- PERMINTAAN TERTULIS A -
Ketik ulang baris-baris rekaman tanpa perubahan, mulai dari baris pertama rekaman sampai dengan baris yang memuat "vdots-R1-2: ⋮: [223, 220, 239, 236]".

- KUTIPAN DOKUMEN -
·····
Polemik Tambang Nikel di Raja Ampat: Greenpeace Soroti Lima Izin yang Masih Aktif Pasca-Penghentian PT GAG
Aktivitas Pertambangan di Raja Ampat Tuai Sorotan: Greenpeace Ungkap Fakta Baru
Keputusan Menteri Energi dan Sumber Daya Mineral (ESDM), Bahlil Lahadalia, untuk menghentikan sementara izin pertambangan nikel PT Gag di Raja Ampat, Papua Barat Daya, menuai tanggapan dari berbagai pihak. Juru Kampanye Hutan Greenpeace, Iqbal Damanik, memberikan catatan kritis terkait langkah tersebut.
Menurut Iqbal, penghentian sementara ini justru berpotensi menimbulkan kebingungan baru. Pasalnya, saat ini masih terdapat lima izin tambang nikel aktif lainnya di wilayah Raja Ampat yang diterbitkan oleh Kementerian ESDM. Lokasi tambang tersebut tersebar di beberapa pulau, termasuk Pulau Gag, Pulau Kawe, Pulau Manuran, Pulau Batang Pele, dan Waigeo Besar.
"Apa yang disampaikan Pak Menteri Bahlil, yang katanya mau membuat ketidak-simpangsiuran, itu memungkinkan untuk membuat kesimpangsiuran baru atau kekeliruan," ujar Iqbal.
Greenpeace menyoroti bahwa meskipun pemerintah mengklaim lokasi tambang nikel berada cukup jauh dari kawasan wisata Raja Ampat, aktivitas pertambangan di pulau-pulau kecil jelas dilarang oleh aturan yang berlaku. Larangan ini diperkuat oleh Putusan Mahkamah Konstitusi (MK) yang merujuk pada Undang-Undang (UU) Nomor 1 Tahun 2014 tentang Perubahan atas UU Nomor 27 Tahun 2007 tentang Pengelolaan Wilayah Pesisir dan Pulau-Pulau Kecil (PWP3K).
·····
- PERMINTAAN TERTULIS B -
Tulis kembali bagian artikel tentang tambang nikel mulai dari "Polemik Tambang Nikel" sampai dengan "terkait langkah tersebut.". Ganti "Raja Ampat" dengan "Kepulauan Raja Ampat".

(Entri elemen berbingkai)
·····
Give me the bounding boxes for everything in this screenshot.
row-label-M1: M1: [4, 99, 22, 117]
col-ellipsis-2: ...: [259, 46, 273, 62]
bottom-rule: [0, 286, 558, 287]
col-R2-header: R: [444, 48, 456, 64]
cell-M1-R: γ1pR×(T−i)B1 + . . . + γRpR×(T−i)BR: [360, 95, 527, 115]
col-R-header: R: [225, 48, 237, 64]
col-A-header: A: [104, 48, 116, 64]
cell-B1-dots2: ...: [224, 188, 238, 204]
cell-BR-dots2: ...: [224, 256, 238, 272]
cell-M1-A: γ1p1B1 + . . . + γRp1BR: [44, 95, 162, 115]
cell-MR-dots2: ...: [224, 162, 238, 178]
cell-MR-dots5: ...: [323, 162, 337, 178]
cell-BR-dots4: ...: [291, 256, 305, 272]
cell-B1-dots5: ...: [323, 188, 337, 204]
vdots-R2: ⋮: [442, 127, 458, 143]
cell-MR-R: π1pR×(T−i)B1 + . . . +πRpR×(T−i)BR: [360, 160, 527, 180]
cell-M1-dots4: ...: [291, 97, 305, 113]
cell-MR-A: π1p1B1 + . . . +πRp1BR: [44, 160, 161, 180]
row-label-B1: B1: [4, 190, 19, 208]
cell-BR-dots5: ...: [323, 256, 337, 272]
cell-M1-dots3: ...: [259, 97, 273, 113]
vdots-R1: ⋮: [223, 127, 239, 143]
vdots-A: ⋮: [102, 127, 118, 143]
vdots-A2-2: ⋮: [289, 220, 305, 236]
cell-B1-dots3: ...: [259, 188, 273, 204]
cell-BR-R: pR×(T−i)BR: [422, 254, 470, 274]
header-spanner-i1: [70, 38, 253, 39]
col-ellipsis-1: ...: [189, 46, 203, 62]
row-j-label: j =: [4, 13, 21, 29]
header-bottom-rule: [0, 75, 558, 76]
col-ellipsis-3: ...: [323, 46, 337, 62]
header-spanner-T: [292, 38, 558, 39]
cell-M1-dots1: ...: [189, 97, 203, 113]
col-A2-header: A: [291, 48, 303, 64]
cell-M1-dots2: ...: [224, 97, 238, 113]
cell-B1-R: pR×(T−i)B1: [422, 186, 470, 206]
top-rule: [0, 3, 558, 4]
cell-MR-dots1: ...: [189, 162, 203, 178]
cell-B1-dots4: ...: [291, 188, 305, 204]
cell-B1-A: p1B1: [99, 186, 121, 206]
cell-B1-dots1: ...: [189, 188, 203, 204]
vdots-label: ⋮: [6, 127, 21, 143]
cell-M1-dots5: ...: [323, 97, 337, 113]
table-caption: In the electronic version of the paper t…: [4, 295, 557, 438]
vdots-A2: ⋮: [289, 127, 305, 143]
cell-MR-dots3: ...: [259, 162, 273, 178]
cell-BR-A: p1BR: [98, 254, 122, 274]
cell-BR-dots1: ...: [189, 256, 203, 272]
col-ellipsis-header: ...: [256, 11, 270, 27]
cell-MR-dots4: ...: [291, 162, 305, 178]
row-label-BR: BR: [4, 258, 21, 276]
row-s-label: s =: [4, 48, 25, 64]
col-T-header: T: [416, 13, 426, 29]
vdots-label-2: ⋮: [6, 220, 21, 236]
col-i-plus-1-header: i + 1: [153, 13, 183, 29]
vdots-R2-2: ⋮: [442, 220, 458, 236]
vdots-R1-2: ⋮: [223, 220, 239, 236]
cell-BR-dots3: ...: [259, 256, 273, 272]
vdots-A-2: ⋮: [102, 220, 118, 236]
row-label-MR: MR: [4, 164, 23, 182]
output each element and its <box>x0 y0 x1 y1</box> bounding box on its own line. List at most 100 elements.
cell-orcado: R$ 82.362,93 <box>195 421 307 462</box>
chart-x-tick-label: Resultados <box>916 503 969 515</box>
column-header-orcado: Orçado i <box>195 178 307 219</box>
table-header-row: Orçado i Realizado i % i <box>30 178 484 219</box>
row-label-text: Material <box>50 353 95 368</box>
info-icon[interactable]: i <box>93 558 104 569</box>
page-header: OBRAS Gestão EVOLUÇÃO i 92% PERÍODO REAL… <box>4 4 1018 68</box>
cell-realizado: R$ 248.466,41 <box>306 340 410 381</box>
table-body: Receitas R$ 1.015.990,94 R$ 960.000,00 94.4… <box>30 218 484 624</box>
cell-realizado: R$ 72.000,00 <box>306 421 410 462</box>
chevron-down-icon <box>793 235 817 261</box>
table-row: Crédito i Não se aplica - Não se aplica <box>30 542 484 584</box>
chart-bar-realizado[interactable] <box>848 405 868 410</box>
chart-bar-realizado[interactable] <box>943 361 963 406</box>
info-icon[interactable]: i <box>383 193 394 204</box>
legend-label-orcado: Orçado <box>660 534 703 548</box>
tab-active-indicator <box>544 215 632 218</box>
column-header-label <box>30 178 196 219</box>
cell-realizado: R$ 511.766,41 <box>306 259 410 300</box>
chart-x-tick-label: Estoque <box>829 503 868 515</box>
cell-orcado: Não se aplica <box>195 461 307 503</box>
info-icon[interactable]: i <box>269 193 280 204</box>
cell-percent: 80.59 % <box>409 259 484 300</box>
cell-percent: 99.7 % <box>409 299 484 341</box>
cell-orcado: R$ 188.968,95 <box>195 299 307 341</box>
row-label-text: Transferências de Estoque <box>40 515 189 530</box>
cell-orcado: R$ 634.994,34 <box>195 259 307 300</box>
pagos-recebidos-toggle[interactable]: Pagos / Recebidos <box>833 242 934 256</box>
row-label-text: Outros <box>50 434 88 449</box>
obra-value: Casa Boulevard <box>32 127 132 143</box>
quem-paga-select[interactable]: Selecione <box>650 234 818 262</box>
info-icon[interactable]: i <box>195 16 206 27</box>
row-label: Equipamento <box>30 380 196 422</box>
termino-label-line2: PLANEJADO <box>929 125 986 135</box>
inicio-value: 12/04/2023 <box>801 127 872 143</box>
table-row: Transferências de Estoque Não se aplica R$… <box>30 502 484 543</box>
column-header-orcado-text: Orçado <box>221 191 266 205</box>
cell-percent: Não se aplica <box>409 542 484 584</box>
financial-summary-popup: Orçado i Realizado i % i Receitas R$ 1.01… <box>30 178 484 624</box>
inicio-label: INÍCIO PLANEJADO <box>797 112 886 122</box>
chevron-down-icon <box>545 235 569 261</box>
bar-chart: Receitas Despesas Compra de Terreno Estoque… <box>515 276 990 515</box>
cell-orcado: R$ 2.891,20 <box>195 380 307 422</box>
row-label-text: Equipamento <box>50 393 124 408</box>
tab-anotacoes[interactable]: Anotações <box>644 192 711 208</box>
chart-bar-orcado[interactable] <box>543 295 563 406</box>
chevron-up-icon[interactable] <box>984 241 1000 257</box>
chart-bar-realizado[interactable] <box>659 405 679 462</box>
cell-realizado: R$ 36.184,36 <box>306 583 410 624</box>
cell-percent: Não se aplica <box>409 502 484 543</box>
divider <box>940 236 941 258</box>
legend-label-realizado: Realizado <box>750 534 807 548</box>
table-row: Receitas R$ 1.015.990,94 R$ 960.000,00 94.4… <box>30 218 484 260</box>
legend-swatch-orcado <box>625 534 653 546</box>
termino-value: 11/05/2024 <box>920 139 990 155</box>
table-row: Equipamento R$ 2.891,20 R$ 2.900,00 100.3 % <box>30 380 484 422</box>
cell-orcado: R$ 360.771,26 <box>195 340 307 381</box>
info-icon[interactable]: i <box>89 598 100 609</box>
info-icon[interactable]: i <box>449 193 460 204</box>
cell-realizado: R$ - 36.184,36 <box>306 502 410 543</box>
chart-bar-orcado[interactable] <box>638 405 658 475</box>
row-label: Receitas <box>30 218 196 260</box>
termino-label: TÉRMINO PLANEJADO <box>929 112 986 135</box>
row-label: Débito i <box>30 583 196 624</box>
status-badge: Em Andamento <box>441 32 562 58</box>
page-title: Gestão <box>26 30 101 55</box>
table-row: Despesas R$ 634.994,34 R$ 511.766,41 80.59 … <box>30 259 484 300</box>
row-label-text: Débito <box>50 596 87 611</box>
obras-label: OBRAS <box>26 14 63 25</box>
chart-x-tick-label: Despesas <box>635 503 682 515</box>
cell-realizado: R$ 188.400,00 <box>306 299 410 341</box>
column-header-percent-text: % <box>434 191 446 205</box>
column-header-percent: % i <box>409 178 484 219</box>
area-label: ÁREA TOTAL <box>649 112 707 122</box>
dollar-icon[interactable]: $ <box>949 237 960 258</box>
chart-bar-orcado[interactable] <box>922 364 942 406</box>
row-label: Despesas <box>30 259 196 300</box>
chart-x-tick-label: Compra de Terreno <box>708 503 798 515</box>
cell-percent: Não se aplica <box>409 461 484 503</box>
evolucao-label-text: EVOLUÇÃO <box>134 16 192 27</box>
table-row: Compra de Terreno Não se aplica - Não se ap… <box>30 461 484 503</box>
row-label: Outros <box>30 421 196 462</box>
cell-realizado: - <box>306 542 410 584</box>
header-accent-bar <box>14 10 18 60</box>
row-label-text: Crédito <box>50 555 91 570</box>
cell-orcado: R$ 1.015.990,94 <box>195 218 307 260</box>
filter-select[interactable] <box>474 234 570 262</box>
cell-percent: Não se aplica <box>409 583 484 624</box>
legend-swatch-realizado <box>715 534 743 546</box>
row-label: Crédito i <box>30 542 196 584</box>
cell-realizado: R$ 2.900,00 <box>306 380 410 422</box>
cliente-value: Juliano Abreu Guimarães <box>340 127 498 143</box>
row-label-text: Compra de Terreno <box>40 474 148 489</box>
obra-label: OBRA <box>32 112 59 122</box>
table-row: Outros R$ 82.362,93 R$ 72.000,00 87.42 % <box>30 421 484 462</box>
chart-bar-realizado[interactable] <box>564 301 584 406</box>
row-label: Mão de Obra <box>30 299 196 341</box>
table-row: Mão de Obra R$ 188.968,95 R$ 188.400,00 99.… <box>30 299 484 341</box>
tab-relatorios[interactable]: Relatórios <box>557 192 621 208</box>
·····
- JAWABAN LENGKAP A -
Give me the bounding boxes for everything in this screenshot.
row-label-M1: M1: [4, 99, 22, 117]
col-ellipsis-2: ...: [259, 46, 273, 62]
bottom-rule: [0, 286, 558, 287]
col-R2-header: R: [444, 48, 456, 64]
cell-M1-R: γ1pR×(T−i)B1 + . . . + γRpR×(T−i)BR: [360, 95, 527, 115]
col-R-header: R: [225, 48, 237, 64]
col-A-header: A: [104, 48, 116, 64]
cell-B1-dots2: ...: [224, 188, 238, 204]
cell-BR-dots2: ...: [224, 256, 238, 272]
cell-M1-A: γ1p1B1 + . . . + γRp1BR: [44, 95, 162, 115]
cell-MR-dots2: ...: [224, 162, 238, 178]
cell-MR-dots5: ...: [323, 162, 337, 178]
cell-BR-dots4: ...: [291, 256, 305, 272]
cell-B1-dots5: ...: [323, 188, 337, 204]
vdots-R2: ⋮: [442, 127, 458, 143]
cell-MR-R: π1pR×(T−i)B1 + . . . +πRpR×(T−i)BR: [360, 160, 527, 180]
cell-M1-dots4: ...: [291, 97, 305, 113]
cell-MR-A: π1p1B1 + . . . +πRp1BR: [44, 160, 161, 180]
row-label-B1: B1: [4, 190, 19, 208]
cell-BR-dots5: ...: [323, 256, 337, 272]
cell-M1-dots3: ...: [259, 97, 273, 113]
vdots-R1: ⋮: [223, 127, 239, 143]
vdots-A: ⋮: [102, 127, 118, 143]
vdots-A2-2: ⋮: [289, 220, 305, 236]
cell-B1-dots3: ...: [259, 188, 273, 204]
cell-BR-R: pR×(T−i)BR: [422, 254, 470, 274]
header-spanner-i1: [70, 38, 253, 39]
col-ellipsis-1: ...: [189, 46, 203, 62]
row-j-label: j =: [4, 13, 21, 29]
header-bottom-rule: [0, 75, 558, 76]
col-ellipsis-3: ...: [323, 46, 337, 62]
header-spanner-T: [292, 38, 558, 39]
cell-M1-dots1: ...: [189, 97, 203, 113]
col-A2-header: A: [291, 48, 303, 64]
cell-M1-dots2: ...: [224, 97, 238, 113]
cell-B1-R: pR×(T−i)B1: [422, 186, 470, 206]
top-rule: [0, 3, 558, 4]
cell-MR-dots1: ...: [189, 162, 203, 178]
cell-B1-dots4: ...: [291, 188, 305, 204]
cell-B1-A: p1B1: [99, 186, 121, 206]
cell-B1-dots1: ...: [189, 188, 203, 204]
vdots-label: ⋮: [6, 127, 21, 143]
cell-M1-dots5: ...: [323, 97, 337, 113]
table-caption: In the electronic version of the paper t…: [4, 295, 557, 438]
vdots-A2: ⋮: [289, 127, 305, 143]
cell-MR-dots3: ...: [259, 162, 273, 178]
cell-BR-A: p1BR: [98, 254, 122, 274]
cell-BR-dots1: ...: [189, 256, 203, 272]
col-ellipsis-header: ...: [256, 11, 270, 27]
cell-MR-dots4: ...: [291, 162, 305, 178]
row-label-BR: BR: [4, 258, 21, 276]
row-s-label: s =: [4, 48, 25, 64]
col-T-header: T: [416, 13, 426, 29]
vdots-label-2: ⋮: [6, 220, 21, 236]
col-i-plus-1-header: i + 1: [153, 13, 183, 29]
vdots-R2-2: ⋮: [442, 220, 458, 236]
vdots-R1-2: ⋮: [223, 220, 239, 236]

- JAWABAN LENGKAP B -
Polemik Tambang Nikel di Kepulauan Raja Ampat: Greenpeace Soroti Lima Izin yang Masih Aktif Pasca-Penghentian PT GAG
Aktivitas Pertambangan di Kepulauan Raja Ampat Tuai Sorotan: Greenpeace Ungkap Fakta Baru
Keputusan Menteri Energi dan Sumber Daya Mineral (ESDM), Bahlil Lahadalia, untuk menghentikan sementara izin pertambangan nikel PT Gag di Kepulauan Raja Ampat, Papua Barat Daya, menuai tanggapan dari berbagai pihak. Juru Kampanye Hutan Greenpeace, Iqbal Damanik, memberikan catatan kritis terkait langkah tersebut.